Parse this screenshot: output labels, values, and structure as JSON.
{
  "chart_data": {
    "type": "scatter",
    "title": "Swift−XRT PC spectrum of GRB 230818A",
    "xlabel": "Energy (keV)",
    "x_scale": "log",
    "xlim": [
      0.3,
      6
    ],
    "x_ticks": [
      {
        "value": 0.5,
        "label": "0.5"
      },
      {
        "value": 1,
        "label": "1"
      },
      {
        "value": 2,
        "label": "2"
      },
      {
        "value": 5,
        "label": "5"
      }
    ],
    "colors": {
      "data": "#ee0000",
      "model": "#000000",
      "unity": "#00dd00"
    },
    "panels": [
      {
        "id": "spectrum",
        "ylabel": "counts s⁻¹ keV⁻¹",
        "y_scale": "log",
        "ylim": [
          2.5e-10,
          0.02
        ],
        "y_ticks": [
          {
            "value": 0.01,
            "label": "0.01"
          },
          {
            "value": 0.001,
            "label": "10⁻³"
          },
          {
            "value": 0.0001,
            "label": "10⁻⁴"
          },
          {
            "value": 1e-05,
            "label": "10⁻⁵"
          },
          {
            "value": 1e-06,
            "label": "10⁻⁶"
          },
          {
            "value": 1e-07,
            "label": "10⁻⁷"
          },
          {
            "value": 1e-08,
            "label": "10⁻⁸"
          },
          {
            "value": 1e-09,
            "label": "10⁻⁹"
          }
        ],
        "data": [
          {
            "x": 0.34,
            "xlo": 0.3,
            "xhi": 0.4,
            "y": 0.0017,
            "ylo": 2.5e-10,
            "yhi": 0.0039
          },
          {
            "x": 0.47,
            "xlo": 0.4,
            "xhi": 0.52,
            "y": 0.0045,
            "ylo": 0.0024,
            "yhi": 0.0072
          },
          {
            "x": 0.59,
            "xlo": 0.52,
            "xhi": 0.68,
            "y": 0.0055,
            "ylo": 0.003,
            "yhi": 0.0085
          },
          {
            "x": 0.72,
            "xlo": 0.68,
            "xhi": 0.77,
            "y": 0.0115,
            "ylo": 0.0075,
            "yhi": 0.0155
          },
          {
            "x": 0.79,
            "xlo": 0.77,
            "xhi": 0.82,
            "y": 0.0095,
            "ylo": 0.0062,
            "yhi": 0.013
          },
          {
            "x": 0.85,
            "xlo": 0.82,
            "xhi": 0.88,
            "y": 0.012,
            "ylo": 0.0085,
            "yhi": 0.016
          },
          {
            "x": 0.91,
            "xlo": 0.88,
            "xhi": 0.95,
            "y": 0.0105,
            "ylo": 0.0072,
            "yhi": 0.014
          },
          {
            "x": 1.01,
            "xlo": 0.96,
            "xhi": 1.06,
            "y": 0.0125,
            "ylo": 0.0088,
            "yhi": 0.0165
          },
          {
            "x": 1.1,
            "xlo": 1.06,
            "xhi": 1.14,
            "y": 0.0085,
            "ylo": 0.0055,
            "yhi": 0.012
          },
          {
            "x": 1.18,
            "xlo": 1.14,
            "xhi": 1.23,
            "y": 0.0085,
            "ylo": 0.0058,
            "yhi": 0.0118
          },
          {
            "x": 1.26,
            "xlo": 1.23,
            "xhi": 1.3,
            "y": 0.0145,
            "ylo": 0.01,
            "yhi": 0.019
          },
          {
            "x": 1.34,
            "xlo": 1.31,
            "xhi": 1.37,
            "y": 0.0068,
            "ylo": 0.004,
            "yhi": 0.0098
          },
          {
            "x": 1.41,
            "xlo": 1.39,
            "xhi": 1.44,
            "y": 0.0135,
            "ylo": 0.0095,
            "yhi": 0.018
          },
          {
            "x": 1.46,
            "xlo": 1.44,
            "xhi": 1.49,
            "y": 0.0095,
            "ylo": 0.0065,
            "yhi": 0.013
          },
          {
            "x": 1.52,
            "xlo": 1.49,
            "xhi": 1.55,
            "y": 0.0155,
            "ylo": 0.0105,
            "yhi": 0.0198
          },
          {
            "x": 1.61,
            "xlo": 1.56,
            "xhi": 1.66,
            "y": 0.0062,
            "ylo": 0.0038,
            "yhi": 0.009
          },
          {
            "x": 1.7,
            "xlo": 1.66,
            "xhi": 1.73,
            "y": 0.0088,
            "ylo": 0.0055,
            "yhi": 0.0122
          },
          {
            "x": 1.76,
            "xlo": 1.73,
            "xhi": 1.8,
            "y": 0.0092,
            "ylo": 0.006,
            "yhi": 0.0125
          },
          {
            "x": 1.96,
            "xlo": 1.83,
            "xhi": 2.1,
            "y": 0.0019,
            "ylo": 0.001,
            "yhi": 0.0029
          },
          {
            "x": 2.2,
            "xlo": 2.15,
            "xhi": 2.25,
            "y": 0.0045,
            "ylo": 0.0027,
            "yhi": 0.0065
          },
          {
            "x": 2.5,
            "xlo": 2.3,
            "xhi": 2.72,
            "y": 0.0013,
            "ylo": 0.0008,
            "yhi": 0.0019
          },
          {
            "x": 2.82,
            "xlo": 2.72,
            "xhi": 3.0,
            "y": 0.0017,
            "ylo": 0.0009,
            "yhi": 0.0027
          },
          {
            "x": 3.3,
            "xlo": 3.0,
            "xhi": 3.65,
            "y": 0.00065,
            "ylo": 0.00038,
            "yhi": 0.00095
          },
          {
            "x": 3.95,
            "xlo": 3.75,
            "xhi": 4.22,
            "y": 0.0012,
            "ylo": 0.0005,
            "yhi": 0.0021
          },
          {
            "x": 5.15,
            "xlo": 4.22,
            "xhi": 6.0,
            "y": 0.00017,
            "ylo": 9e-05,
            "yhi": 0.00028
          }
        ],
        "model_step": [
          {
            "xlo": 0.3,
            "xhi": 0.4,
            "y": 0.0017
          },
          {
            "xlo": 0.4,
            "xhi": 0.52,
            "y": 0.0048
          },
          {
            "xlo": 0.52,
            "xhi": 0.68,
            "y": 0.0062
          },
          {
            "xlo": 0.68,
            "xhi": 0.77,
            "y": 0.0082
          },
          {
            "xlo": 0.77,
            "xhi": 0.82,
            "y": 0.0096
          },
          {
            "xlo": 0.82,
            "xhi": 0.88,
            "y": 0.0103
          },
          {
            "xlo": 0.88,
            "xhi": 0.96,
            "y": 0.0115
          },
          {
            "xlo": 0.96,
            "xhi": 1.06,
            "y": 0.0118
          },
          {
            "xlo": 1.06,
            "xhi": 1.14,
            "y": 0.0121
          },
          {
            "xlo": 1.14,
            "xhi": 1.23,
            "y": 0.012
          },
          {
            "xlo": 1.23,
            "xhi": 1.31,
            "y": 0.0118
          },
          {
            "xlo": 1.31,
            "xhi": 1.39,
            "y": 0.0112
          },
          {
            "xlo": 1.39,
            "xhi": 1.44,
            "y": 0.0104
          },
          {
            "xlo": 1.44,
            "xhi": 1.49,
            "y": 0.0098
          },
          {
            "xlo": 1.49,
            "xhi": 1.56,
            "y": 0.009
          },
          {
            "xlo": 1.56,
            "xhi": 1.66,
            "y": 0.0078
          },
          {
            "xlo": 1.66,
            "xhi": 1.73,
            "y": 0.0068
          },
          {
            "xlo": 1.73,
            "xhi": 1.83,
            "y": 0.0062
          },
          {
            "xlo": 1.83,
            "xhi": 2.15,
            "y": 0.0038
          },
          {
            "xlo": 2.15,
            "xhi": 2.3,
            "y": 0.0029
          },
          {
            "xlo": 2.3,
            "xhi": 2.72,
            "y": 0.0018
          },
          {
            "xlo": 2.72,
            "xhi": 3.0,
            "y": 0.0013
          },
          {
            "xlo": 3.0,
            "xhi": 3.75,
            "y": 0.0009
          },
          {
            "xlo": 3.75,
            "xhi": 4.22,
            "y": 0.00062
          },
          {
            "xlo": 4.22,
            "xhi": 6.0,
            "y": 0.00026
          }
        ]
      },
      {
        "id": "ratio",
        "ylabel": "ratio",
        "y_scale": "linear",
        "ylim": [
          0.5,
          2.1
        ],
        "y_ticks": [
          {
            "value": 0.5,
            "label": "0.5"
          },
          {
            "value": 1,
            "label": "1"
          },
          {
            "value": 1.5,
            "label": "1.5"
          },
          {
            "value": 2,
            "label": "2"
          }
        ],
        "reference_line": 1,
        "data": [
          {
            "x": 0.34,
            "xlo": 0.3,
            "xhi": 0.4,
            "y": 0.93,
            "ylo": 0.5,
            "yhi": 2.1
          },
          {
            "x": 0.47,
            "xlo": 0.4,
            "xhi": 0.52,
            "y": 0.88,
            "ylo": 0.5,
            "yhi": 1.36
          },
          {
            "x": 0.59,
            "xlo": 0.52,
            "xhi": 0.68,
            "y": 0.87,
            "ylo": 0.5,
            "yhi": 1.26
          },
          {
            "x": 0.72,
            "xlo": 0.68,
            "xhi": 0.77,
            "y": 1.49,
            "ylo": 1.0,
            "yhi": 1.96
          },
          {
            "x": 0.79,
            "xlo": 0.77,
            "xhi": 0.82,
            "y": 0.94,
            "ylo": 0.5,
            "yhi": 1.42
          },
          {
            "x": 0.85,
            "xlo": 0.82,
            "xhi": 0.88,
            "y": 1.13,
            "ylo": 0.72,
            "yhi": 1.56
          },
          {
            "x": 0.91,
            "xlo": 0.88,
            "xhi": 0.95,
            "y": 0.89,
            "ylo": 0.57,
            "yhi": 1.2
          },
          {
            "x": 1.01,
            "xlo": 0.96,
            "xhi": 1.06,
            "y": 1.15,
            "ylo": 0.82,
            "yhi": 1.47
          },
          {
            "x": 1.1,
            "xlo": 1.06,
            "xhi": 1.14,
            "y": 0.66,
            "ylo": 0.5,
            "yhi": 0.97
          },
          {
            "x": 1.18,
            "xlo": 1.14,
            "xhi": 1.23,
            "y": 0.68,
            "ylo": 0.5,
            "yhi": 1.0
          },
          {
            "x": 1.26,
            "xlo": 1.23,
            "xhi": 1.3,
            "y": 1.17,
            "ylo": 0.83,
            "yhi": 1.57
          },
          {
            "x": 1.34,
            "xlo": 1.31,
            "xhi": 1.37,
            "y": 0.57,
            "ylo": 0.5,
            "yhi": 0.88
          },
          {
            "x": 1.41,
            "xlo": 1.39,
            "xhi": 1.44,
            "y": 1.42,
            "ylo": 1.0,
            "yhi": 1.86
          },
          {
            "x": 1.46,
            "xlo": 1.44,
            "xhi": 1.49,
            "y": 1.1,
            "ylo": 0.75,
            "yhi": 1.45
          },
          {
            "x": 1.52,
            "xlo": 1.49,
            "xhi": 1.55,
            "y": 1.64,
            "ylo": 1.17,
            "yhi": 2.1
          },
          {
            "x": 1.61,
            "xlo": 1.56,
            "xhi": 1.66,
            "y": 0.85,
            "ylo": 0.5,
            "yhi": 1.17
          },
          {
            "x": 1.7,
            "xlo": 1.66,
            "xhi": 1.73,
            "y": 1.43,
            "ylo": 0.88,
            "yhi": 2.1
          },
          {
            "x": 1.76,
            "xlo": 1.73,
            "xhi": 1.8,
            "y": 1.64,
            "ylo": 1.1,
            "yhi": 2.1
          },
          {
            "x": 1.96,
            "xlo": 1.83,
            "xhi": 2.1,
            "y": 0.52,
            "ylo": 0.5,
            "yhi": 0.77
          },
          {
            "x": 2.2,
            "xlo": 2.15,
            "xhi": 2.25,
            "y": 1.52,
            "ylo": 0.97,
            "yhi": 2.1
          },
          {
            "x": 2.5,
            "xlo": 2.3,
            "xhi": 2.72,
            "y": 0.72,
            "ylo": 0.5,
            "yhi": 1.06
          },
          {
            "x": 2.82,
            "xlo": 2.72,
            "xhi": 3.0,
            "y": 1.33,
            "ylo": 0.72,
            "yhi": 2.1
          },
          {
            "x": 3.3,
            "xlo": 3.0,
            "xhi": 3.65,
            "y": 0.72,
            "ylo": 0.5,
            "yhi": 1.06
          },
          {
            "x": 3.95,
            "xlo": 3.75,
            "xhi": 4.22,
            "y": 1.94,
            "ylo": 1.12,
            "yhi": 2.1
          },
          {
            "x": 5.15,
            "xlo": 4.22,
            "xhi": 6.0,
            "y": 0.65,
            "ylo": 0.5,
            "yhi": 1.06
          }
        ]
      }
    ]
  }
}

**WHAT IS REQUIRED**
Copy, from the material above, each line in which the string "spectrum" occurs.

**ANSWER TO THIS TASK**
    "title": "Swift−XRT PC spectrum of GRB 230818A",
        "id": "spectrum",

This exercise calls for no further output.